▸ **EXERCISE AIM**: Make an exact copy of the data below, leaving out every picture.

[Saved entries]
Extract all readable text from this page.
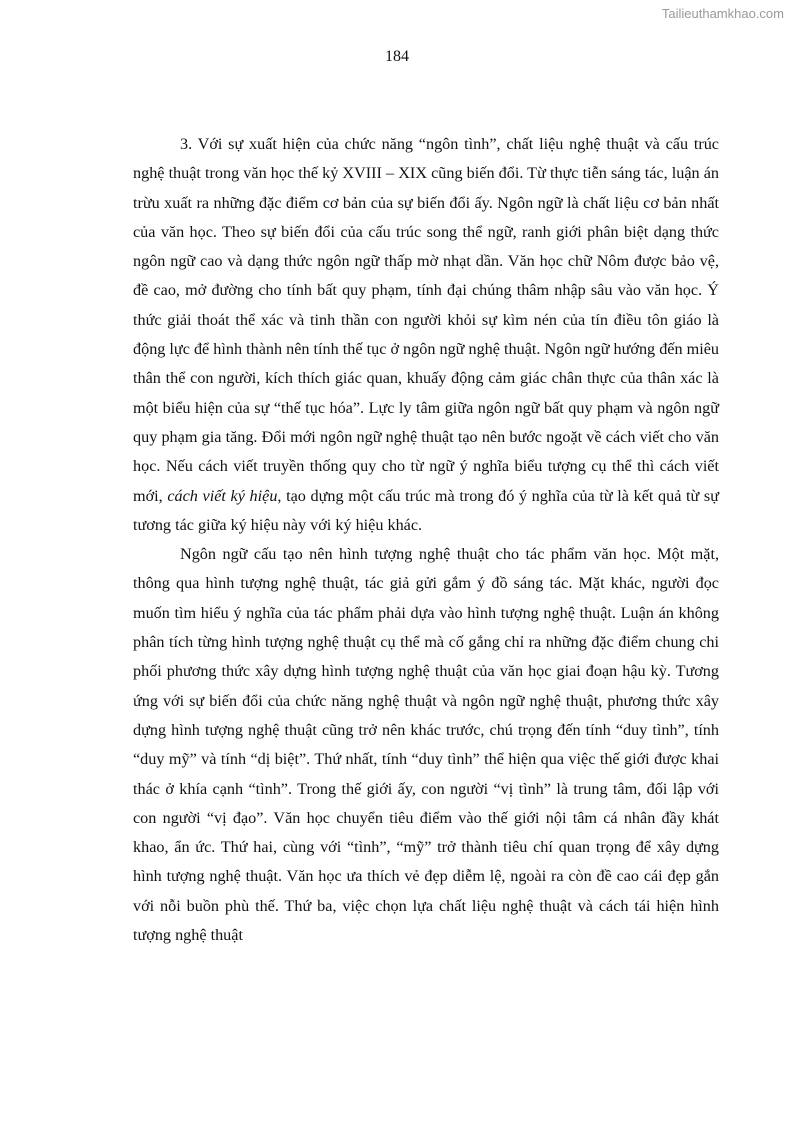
Tailieuthamkhao.com
184

3. Với sự xuất hiện của chức năng “ngôn tình”, chất liệu nghệ thuật và cấu trúc nghệ thuật trong văn học thế kỷ XVIII – XIX cũng biến đổi. Từ thực tiễn sáng tác, luận án trừu xuất ra những đặc điểm cơ bản của sự biến đổi ấy. Ngôn ngữ là chất liệu cơ bản nhất của văn học. Theo sự biến đổi của cấu trúc song thể ngữ, ranh giới phân biệt dạng thức ngôn ngữ cao và dạng thức ngôn ngữ thấp mờ nhạt dần. Văn học chữ Nôm được bảo vệ, đề cao, mở đường cho tính bất quy phạm, tính đại chúng thâm nhập sâu vào văn học. Ý thức giải thoát thể xác và tinh thần con người khỏi sự kìm nén của tín điều tôn giáo là động lực để hình thành nên tính thế tục ở ngôn ngữ nghệ thuật. Ngôn ngữ hướng đến miêu thân thể con người, kích thích giác quan, khuấy động cảm giác chân thực của thân xác là một biểu hiện của sự “thế tục hóa”. Lực ly tâm giữa ngôn ngữ bất quy phạm và ngôn ngữ quy phạm gia tăng. Đổi mới ngôn ngữ nghệ thuật tạo nên bước ngoặt về cách viết cho văn học. Nếu cách viết truyền thống quy cho từ ngữ ý nghĩa biểu tượng cụ thể thì cách viết mới, cách viết ký hiệu, tạo dựng một cấu trúc mà trong đó ý nghĩa của từ là kết quả từ sự tương tác giữa ký hiệu này với ký hiệu khác.

Ngôn ngữ cấu tạo nên hình tượng nghệ thuật cho tác phẩm văn học. Một mặt, thông qua hình tượng nghệ thuật, tác giả gửi gắm ý đồ sáng tác. Mặt khác, người đọc muốn tìm hiểu ý nghĩa của tác phẩm phải dựa vào hình tượng nghệ thuật. Luận án không phân tích từng hình tượng nghệ thuật cụ thể mà cố gắng chỉ ra những đặc điểm chung chi phối phương thức xây dựng hình tượng nghệ thuật của văn học giai đoạn hậu kỳ. Tương ứng với sự biến đổi của chức năng nghệ thuật và ngôn ngữ nghệ thuật, phương thức xây dựng hình tượng nghệ thuật cũng trở nên khác trước, chú trọng đến tính “duy tình”, tính “duy mỹ” và tính “dị biệt”. Thứ nhất, tính “duy tình” thể hiện qua việc thế giới được khai thác ở khía cạnh “tình”. Trong thế giới ấy, con người “vị tình” là trung tâm, đối lập với con người “vị đạo”. Văn học chuyển tiêu điểm vào thế giới nội tâm cá nhân đầy khát khao, ẩn ức. Thứ hai, cùng với “tình”, “mỹ” trở thành tiêu chí quan trọng để xây dựng hình tượng nghệ thuật. Văn học ưa thích vẻ đẹp diễm lệ, ngoài ra còn đề cao cái đẹp gắn với nỗi buồn phù thế. Thứ ba, việc chọn lựa chất liệu nghệ thuật và cách tái hiện hình tượng nghệ thuật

▸ **EXPECTED ANSWER**:
Extract all readable text from this page.
Tailieuthamkhao.com
184

3. Với sự xuất hiện của chức năng “ngôn tình”, chất liệu nghệ thuật và cấu trúc nghệ thuật trong văn học thế kỷ XVIII – XIX cũng biến đổi. Từ thực tiễn sáng tác, luận án trừu xuất ra những đặc điểm cơ bản của sự biến đổi ấy. Ngôn ngữ là chất liệu cơ bản nhất của văn học. Theo sự biến đổi của cấu trúc song thể ngữ, ranh giới phân biệt dạng thức ngôn ngữ cao và dạng thức ngôn ngữ thấp mờ nhạt dần. Văn học chữ Nôm được bảo vệ, đề cao, mở đường cho tính bất quy phạm, tính đại chúng thâm nhập sâu vào văn học. Ý thức giải thoát thể xác và tinh thần con người khỏi sự kìm nén của tín điều tôn giáo là động lực để hình thành nên tính thế tục ở ngôn ngữ nghệ thuật. Ngôn ngữ hướng đến miêu thân thể con người, kích thích giác quan, khuấy động cảm giác chân thực của thân xác là một biểu hiện của sự “thế tục hóa”. Lực ly tâm giữa ngôn ngữ bất quy phạm và ngôn ngữ quy phạm gia tăng. Đổi mới ngôn ngữ nghệ thuật tạo nên bước ngoặt về cách viết cho văn học. Nếu cách viết truyền thống quy cho từ ngữ ý nghĩa biểu tượng cụ thể thì cách viết mới, cách viết ký hiệu, tạo dựng một cấu trúc mà trong đó ý nghĩa của từ là kết quả từ sự tương tác giữa ký hiệu này với ký hiệu khác.

Ngôn ngữ cấu tạo nên hình tượng nghệ thuật cho tác phẩm văn học. Một mặt, thông qua hình tượng nghệ thuật, tác giả gửi gắm ý đồ sáng tác. Mặt khác, người đọc muốn tìm hiểu ý nghĩa của tác phẩm phải dựa vào hình tượng nghệ thuật. Luận án không phân tích từng hình tượng nghệ thuật cụ thể mà cố gắng chỉ ra những đặc điểm chung chi phối phương thức xây dựng hình tượng nghệ thuật của văn học giai đoạn hậu kỳ. Tương ứng với sự biến đổi của chức năng nghệ thuật và ngôn ngữ nghệ thuật, phương thức xây dựng hình tượng nghệ thuật cũng trở nên khác trước, chú trọng đến tính “duy tình”, tính “duy mỹ” và tính “dị biệt”. Thứ nhất, tính “duy tình” thể hiện qua việc thế giới được khai thác ở khía cạnh “tình”. Trong thế giới ấy, con người “vị tình” là trung tâm, đối lập với con người “vị đạo”. Văn học chuyển tiêu điểm vào thế giới nội tâm cá nhân đầy khát khao, ẩn ức. Thứ hai, cùng với “tình”, “mỹ” trở thành tiêu chí quan trọng để xây dựng hình tượng nghệ thuật. Văn học ưa thích vẻ đẹp diễm lệ, ngoài ra còn đề cao cái đẹp gắn với nỗi buồn phù thế. Thứ ba, việc chọn lựa chất liệu nghệ thuật và cách tái hiện hình tượng nghệ thuật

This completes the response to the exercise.